[BEGIN]

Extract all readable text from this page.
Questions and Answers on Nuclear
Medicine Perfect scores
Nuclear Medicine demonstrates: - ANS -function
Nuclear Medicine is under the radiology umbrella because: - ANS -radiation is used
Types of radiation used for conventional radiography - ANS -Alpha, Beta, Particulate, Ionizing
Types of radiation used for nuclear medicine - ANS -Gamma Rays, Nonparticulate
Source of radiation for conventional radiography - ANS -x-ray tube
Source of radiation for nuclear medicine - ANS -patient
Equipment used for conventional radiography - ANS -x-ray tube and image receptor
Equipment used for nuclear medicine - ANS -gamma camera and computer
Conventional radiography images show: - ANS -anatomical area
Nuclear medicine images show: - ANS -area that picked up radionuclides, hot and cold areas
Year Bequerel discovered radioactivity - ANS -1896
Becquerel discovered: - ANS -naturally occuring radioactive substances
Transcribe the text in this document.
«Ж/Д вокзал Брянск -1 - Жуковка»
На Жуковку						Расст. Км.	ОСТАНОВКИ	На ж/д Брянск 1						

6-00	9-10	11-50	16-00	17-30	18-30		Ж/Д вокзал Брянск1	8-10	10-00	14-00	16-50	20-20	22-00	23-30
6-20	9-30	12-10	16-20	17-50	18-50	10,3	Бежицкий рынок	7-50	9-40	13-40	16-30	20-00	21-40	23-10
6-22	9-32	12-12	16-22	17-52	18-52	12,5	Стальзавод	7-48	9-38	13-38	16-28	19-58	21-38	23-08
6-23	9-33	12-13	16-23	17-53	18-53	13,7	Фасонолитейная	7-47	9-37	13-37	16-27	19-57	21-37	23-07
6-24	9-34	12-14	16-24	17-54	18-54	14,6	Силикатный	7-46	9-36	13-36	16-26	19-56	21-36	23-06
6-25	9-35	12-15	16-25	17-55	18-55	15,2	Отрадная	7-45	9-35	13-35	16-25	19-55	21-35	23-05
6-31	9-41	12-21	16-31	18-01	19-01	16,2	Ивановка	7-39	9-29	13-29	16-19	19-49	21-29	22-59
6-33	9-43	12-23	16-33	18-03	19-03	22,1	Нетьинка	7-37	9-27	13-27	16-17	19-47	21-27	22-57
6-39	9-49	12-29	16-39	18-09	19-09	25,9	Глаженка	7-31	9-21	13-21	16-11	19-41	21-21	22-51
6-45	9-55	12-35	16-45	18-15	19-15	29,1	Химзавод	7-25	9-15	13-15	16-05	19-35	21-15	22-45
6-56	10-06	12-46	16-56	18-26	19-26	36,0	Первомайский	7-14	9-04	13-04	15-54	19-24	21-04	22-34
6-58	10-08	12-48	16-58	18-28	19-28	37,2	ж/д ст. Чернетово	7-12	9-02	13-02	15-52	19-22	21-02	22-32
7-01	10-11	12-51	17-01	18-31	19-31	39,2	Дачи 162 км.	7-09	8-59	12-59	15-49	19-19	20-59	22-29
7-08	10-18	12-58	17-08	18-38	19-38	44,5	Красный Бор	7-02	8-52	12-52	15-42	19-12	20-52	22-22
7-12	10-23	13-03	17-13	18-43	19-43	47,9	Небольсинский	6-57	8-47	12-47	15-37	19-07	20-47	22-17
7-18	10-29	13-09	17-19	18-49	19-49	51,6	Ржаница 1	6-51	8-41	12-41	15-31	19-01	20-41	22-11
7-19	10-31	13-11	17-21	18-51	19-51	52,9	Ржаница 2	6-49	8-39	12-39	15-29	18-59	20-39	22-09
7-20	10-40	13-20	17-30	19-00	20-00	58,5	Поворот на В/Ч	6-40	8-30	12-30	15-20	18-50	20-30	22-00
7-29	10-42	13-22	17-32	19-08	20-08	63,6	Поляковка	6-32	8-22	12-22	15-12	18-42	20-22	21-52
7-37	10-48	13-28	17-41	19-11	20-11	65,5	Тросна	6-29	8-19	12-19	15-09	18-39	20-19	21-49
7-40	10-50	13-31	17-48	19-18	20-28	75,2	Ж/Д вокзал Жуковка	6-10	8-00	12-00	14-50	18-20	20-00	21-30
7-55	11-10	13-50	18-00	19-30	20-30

[END]

* _Task description_
The records above should be restated word for word, please.

* _Task response_
Extract all readable text from this page.
Questions and Answers on Nuclear
Medicine Perfect scores
Nuclear Medicine demonstrates: - ANS -function
Nuclear Medicine is under the radiology umbrella because: - ANS -radiation is used
Types of radiation used for conventional radiography - ANS -Alpha, Beta, Particulate, Ionizing
Types of radiation used for nuclear medicine - ANS -Gamma Rays, Nonparticulate
Source of radiation for conventional radiography - ANS -x-ray tube
Source of radiation for nuclear medicine - ANS -patient
Equipment used for conventional radiography - ANS -x-ray tube and image receptor
Equipment used for nuclear medicine - ANS -gamma camera and computer
Conventional radiography images show: - ANS -anatomical area
Nuclear medicine images show: - ANS -area that picked up radionuclides, hot and cold areas
Year Bequerel discovered radioactivity - ANS -1896
Becquerel discovered: - ANS -naturally occuring radioactive substances
Transcribe the text in this document.
«Ж/Д вокзал Брянск -1 - Жуковка»
На Жуковку						Расст. Км.	ОСТАНОВКИ	На ж/д Брянск 1						

6-00	9-10	11-50	16-00	17-30	18-30		Ж/Д вокзал Брянск1	8-10	10-00	14-00	16-50	20-20	22-00	23-30
6-20	9-30	12-10	16-20	17-50	18-50	10,3	Бежицкий рынок	7-50	9-40	13-40	16-30	20-00	21-40	23-10
6-22	9-32	12-12	16-22	17-52	18-52	12,5	Стальзавод	7-48	9-38	13-38	16-28	19-58	21-38	23-08
6-23	9-33	12-13	16-23	17-53	18-53	13,7	Фасонолитейная	7-47	9-37	13-37	16-27	19-57	21-37	23-07
6-24	9-34	12-14	16-24	17-54	18-54	14,6	Силикатный	7-46	9-36	13-36	16-26	19-56	21-36	23-06
6-25	9-35	12-15	16-25	17-55	18-55	15,2	Отрадная	7-45	9-35	13-35	16-25	19-55	21-35	23-05
6-31	9-41	12-21	16-31	18-01	19-01	16,2	Ивановка	7-39	9-29	13-29	16-19	19-49	21-29	22-59
6-33	9-43	12-23	16-33	18-03	19-03	22,1	Нетьинка	7-37	9-27	13-27	16-17	19-47	21-27	22-57
6-39	9-49	12-29	16-39	18-09	19-09	25,9	Глаженка	7-31	9-21	13-21	16-11	19-41	21-21	22-51
6-45	9-55	12-35	16-45	18-15	19-15	29,1	Химзавод	7-25	9-15	13-15	16-05	19-35	21-15	22-45
6-56	10-06	12-46	16-56	18-26	19-26	36,0	Первомайский	7-14	9-04	13-04	15-54	19-24	21-04	22-34
6-58	10-08	12-48	16-58	18-28	19-28	37,2	ж/д ст. Чернетово	7-12	9-02	13-02	15-52	19-22	21-02	22-32
7-01	10-11	12-51	17-01	18-31	19-31	39,2	Дачи 162 км.	7-09	8-59	12-59	15-49	19-19	20-59	22-29
7-08	10-18	12-58	17-08	18-38	19-38	44,5	Красный Бор	7-02	8-52	12-52	15-42	19-12	20-52	22-22
7-12	10-23	13-03	17-13	18-43	19-43	47,9	Небольсинский	6-57	8-47	12-47	15-37	19-07	20-47	22-17
7-18	10-29	13-09	17-19	18-49	19-49	51,6	Ржаница 1	6-51	8-41	12-41	15-31	19-01	20-41	22-11
7-19	10-31	13-11	17-21	18-51	19-51	52,9	Ржаница 2	6-49	8-39	12-39	15-29	18-59	20-39	22-09
7-20	10-40	13-20	17-30	19-00	20-00	58,5	Поворот на В/Ч	6-40	8-30	12-30	15-20	18-50	20-30	22-00
7-29	10-42	13-22	17-32	19-08	20-08	63,6	Поляковка	6-32	8-22	12-22	15-12	18-42	20-22	21-52
7-37	10-48	13-28	17-41	19-11	20-11	65,5	Тросна	6-29	8-19	12-19	15-09	18-39	20-19	21-49
7-40	10-50	13-31	17-48	19-18	20-28	75,2	Ж/Д вокзал Жуковка	6-10	8-00	12-00	14-50	18-20	20-00	21-30
7-55	11-10	13-50	18-00	19-30	20-30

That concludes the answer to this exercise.